-------- EXCERPTED RECORDS --------

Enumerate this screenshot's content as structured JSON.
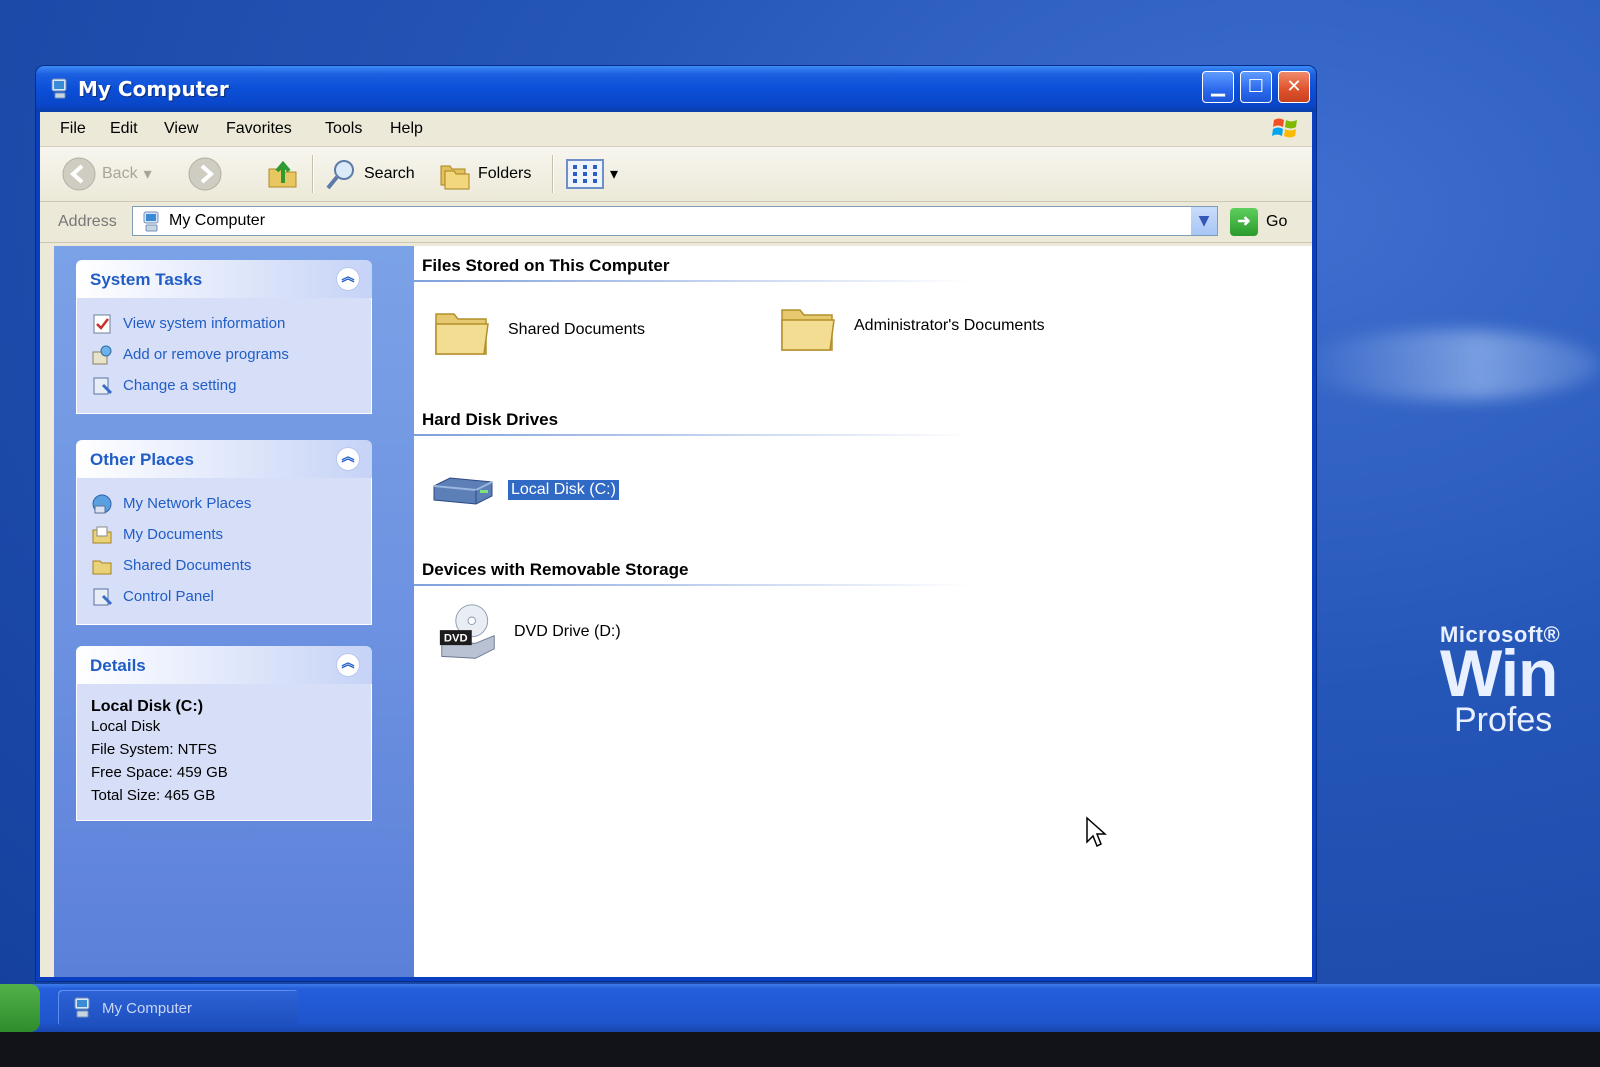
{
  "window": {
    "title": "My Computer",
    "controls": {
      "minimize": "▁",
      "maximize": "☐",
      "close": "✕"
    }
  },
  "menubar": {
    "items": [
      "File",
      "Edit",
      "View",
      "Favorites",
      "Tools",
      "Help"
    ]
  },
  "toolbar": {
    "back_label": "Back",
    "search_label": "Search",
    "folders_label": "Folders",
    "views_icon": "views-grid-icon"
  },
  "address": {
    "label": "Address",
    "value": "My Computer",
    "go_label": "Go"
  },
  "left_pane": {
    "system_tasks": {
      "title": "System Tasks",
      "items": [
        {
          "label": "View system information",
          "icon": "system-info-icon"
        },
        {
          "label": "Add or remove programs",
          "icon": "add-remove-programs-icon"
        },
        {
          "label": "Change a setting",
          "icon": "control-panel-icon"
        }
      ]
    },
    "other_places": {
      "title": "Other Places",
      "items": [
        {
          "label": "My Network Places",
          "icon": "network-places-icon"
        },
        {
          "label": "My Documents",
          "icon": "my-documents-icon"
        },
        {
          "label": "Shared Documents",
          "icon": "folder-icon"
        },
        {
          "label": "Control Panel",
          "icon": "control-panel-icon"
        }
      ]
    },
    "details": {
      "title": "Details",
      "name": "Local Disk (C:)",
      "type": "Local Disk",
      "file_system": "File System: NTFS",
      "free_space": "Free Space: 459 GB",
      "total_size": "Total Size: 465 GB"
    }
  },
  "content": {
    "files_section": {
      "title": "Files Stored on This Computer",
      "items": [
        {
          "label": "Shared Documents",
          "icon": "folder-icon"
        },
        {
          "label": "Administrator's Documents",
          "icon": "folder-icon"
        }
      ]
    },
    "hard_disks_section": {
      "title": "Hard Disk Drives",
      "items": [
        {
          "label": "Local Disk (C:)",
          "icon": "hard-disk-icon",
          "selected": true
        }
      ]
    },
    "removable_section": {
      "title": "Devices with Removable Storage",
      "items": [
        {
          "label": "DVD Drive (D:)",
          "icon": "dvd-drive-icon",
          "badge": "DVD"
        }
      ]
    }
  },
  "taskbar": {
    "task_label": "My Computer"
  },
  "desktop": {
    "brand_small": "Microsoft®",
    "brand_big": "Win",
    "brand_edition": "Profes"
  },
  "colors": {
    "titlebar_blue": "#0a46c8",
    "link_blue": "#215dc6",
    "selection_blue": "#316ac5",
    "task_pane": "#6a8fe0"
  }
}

--------
-------- EXCERPTED RECORDS --------

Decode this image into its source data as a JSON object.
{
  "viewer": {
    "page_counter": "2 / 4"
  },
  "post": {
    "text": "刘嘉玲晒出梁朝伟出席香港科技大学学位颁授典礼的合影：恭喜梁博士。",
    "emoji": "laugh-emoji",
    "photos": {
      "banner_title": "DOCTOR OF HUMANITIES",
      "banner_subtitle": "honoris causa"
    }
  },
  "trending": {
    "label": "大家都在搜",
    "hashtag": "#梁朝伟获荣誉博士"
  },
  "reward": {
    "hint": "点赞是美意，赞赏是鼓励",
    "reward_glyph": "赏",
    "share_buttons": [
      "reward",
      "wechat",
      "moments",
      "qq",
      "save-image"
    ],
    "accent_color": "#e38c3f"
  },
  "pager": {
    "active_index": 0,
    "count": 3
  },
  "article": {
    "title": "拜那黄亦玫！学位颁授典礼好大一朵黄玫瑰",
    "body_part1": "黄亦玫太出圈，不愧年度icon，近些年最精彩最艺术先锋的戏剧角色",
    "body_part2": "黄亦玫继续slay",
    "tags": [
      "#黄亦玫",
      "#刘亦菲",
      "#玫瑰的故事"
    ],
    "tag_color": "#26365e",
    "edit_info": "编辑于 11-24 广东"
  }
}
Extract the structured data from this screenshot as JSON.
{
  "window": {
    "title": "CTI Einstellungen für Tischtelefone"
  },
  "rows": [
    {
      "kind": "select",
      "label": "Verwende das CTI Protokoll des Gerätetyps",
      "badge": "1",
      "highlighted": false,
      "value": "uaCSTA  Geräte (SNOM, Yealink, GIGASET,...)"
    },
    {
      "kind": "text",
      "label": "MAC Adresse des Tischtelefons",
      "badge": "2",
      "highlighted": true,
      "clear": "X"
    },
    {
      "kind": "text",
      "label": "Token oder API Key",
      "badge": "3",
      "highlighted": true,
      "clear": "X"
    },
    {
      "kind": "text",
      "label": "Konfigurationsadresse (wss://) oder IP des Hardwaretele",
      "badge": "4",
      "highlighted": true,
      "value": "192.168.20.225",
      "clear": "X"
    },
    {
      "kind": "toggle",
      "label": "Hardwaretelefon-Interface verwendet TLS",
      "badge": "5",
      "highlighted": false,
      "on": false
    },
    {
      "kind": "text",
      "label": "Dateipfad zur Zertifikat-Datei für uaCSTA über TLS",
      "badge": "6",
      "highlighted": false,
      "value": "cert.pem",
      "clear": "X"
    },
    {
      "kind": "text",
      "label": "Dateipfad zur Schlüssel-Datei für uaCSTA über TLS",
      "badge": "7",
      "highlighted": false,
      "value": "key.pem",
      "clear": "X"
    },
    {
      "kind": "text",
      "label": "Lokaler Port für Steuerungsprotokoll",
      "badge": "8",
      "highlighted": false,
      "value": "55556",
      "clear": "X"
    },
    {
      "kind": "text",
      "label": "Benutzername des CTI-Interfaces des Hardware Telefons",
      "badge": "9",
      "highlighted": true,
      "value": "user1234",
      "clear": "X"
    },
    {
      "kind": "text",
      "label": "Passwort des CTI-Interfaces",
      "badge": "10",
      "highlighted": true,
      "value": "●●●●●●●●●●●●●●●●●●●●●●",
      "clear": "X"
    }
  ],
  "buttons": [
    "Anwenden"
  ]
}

--------
-------- EXCERPTED RECORDS --------

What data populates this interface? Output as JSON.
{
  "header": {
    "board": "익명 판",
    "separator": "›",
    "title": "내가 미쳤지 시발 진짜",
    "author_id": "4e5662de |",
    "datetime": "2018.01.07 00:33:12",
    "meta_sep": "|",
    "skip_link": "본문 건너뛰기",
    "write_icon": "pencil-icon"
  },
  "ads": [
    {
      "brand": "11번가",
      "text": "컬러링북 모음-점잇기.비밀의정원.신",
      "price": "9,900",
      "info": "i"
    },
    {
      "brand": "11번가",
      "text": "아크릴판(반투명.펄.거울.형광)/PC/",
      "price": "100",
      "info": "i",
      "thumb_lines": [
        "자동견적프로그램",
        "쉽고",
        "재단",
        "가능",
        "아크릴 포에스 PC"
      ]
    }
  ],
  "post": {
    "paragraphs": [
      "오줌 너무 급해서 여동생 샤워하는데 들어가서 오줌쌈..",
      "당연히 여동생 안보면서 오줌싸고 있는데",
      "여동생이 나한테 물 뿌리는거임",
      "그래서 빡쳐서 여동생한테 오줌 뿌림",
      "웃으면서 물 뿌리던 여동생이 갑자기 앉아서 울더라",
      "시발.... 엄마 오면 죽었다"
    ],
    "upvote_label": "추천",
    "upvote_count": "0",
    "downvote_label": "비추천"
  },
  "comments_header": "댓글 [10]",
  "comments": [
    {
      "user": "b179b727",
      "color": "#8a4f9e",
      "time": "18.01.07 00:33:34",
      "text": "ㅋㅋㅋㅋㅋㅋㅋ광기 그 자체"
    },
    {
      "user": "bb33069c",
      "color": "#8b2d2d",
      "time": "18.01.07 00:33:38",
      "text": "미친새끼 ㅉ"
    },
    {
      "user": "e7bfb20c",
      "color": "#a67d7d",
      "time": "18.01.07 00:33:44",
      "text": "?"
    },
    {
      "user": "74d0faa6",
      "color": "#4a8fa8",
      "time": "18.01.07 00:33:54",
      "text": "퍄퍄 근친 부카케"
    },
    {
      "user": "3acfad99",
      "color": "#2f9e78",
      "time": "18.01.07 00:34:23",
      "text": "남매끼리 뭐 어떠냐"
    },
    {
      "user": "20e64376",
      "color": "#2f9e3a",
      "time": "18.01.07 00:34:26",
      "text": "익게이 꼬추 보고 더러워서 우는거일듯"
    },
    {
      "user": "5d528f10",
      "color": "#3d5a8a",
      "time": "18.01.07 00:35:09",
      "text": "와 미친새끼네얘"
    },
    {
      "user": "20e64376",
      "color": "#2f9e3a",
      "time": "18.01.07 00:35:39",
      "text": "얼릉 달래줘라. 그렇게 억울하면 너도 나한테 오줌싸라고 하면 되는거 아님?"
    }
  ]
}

--------

From the data above, copy each line that holds "über".

      "label": "Dateipfad zur Zertifikat-Datei für uaCSTA über TLS",
      "label": "Dateipfad zur Schlüssel-Datei für uaCSTA über TLS",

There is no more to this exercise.